Using the data below, determine the number of lines that include the string "them". Write only that number.
──────────
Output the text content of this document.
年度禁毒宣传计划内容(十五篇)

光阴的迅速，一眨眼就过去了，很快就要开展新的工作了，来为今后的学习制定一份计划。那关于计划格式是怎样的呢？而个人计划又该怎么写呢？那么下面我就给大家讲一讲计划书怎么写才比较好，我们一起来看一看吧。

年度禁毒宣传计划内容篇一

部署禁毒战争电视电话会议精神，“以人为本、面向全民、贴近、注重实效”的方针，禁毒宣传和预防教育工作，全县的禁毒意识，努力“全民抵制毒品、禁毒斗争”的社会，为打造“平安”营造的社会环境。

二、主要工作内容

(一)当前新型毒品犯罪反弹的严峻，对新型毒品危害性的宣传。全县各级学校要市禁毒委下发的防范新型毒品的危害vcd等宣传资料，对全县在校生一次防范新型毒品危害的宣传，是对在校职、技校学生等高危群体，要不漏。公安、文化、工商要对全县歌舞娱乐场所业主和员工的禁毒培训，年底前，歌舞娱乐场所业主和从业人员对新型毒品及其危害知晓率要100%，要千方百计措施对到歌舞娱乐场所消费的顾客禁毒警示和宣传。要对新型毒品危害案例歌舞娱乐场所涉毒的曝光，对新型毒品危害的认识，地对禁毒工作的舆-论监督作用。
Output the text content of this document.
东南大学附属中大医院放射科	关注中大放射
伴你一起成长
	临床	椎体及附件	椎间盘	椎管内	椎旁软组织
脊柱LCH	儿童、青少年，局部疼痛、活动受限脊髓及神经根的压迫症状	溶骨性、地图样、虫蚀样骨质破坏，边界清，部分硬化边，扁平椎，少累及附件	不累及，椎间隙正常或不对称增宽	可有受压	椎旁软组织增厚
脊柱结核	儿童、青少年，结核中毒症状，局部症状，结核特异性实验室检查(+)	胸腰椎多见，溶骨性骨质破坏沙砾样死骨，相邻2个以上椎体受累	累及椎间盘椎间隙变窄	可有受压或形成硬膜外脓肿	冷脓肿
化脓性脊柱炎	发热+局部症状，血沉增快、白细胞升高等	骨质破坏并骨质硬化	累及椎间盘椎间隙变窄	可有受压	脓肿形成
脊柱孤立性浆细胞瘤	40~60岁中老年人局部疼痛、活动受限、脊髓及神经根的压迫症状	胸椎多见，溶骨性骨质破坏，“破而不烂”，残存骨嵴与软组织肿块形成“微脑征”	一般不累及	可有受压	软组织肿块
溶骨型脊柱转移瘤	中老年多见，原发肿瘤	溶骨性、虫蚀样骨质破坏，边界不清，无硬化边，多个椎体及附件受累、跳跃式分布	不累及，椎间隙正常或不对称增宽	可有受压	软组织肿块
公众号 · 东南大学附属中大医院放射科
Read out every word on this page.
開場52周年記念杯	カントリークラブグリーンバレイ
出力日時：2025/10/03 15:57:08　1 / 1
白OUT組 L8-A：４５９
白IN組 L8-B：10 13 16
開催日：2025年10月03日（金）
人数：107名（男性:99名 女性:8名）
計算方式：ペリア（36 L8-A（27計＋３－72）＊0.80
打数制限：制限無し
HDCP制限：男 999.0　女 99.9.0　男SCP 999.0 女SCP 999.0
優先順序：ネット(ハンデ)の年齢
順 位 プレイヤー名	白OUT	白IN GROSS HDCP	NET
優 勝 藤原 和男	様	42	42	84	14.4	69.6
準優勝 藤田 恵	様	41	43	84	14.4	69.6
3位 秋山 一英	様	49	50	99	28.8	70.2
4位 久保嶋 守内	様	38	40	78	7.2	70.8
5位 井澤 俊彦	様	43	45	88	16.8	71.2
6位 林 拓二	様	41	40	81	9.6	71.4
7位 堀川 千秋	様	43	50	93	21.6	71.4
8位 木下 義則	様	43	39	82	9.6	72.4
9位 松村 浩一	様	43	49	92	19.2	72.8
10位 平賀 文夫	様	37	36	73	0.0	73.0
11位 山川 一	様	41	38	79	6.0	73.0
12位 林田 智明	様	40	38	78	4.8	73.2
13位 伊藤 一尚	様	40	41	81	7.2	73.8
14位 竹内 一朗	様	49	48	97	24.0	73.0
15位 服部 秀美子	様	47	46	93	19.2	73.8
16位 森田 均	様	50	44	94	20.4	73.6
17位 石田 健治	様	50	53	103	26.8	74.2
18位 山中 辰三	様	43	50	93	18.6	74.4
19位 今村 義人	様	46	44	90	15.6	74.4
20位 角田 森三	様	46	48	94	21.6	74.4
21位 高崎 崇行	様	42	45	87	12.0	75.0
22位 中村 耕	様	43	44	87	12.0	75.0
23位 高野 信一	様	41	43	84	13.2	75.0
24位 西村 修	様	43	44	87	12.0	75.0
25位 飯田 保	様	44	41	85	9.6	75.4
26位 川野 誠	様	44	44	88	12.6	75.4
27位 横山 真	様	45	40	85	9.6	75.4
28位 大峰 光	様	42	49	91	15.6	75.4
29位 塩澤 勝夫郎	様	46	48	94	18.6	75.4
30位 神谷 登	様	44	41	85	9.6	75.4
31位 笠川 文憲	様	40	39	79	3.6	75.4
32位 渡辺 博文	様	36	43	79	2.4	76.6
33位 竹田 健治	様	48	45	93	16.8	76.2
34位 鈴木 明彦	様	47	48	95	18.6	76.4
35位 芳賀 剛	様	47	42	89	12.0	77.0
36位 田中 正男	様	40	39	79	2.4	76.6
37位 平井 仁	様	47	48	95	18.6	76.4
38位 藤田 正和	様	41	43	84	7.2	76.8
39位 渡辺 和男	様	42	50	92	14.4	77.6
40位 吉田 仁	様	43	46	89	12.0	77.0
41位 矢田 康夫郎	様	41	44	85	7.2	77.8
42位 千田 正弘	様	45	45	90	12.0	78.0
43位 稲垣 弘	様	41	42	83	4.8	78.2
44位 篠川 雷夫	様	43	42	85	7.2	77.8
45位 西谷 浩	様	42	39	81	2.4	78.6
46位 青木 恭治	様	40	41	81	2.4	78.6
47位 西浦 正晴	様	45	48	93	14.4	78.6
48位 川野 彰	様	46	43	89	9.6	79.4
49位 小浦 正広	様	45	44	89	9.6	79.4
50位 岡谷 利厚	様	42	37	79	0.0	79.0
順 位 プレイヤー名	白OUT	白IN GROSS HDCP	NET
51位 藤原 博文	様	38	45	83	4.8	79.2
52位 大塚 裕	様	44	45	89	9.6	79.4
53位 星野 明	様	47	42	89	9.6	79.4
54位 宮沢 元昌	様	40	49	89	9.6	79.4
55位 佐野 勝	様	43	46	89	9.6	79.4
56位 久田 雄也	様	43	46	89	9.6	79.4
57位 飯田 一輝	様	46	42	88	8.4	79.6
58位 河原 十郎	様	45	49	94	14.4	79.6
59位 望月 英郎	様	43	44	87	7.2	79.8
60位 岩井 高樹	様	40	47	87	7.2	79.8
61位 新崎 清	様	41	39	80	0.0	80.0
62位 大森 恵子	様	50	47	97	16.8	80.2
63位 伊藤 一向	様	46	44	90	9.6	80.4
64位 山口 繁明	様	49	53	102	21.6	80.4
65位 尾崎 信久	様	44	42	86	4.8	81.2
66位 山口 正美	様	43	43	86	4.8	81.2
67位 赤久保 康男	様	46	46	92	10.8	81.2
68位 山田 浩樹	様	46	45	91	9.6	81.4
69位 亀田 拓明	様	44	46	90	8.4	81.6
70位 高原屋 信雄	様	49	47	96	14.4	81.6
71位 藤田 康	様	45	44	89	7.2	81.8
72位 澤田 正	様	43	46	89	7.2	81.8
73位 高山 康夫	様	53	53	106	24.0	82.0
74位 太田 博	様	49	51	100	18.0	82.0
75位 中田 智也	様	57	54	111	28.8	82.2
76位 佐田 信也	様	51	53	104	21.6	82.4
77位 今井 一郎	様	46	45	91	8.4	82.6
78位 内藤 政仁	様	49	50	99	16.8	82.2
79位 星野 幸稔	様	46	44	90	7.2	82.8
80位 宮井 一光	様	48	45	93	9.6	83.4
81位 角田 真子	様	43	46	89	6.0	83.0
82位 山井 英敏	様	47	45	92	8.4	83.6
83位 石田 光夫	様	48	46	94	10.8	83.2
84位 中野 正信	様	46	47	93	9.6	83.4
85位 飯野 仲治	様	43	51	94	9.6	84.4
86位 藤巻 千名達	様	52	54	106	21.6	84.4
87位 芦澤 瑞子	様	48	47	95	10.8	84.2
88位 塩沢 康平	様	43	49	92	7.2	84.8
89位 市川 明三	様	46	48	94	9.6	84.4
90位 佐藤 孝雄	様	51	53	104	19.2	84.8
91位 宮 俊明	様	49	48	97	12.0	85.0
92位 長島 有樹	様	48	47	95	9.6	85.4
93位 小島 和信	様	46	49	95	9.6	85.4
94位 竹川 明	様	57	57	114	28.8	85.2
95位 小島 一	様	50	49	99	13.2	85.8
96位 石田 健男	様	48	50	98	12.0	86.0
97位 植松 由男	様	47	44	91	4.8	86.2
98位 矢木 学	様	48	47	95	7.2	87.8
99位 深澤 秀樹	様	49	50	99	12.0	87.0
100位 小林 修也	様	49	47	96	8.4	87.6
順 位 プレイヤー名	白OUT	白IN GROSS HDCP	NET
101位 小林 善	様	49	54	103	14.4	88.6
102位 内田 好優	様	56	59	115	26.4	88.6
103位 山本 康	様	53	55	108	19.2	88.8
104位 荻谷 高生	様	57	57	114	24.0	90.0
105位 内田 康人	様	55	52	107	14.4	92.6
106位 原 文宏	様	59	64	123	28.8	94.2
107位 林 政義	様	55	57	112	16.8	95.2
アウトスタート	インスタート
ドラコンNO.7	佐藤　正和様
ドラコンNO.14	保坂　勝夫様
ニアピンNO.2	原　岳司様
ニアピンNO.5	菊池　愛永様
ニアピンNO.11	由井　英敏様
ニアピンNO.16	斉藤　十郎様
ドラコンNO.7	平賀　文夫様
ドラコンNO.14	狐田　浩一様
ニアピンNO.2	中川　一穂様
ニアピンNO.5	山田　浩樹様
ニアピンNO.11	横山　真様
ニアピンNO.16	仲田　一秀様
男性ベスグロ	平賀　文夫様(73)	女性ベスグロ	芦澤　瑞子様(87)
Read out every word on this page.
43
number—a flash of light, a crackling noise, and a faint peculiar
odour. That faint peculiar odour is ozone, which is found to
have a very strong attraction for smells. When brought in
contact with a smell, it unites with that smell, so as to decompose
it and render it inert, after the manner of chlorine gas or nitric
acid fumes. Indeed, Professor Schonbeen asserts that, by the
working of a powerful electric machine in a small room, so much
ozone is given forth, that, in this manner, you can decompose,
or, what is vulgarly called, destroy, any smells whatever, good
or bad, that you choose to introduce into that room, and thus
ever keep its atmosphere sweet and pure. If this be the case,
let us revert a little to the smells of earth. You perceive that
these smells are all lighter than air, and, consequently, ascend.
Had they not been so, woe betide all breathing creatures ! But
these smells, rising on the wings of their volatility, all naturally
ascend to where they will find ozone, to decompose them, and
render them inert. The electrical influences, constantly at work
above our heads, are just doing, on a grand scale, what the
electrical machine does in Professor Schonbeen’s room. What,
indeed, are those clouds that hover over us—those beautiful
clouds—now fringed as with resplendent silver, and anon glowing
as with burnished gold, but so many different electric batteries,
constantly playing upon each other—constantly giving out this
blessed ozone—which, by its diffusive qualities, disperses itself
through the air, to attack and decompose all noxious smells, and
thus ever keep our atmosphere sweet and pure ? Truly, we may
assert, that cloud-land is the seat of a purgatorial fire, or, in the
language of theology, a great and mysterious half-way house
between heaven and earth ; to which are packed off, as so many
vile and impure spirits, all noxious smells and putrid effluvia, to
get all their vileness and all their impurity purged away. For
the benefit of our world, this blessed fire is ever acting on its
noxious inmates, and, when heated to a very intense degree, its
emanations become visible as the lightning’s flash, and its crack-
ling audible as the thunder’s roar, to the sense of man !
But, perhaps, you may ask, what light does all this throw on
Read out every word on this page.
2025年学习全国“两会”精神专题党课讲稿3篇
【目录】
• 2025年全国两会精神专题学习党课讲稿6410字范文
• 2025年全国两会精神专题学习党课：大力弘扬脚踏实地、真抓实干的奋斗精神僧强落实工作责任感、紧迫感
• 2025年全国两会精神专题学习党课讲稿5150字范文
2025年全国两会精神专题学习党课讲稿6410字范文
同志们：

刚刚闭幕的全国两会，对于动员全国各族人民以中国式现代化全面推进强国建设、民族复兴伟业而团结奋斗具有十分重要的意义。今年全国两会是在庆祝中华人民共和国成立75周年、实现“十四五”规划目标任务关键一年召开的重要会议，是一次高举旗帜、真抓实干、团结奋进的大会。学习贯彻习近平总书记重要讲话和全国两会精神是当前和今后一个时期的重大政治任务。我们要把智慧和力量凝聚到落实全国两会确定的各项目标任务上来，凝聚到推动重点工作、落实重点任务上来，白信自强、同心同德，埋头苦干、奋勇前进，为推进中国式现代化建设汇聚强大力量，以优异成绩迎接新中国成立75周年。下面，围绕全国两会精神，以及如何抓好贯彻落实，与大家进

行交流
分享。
──────────
* **EXERCISE SOLUTION**: 2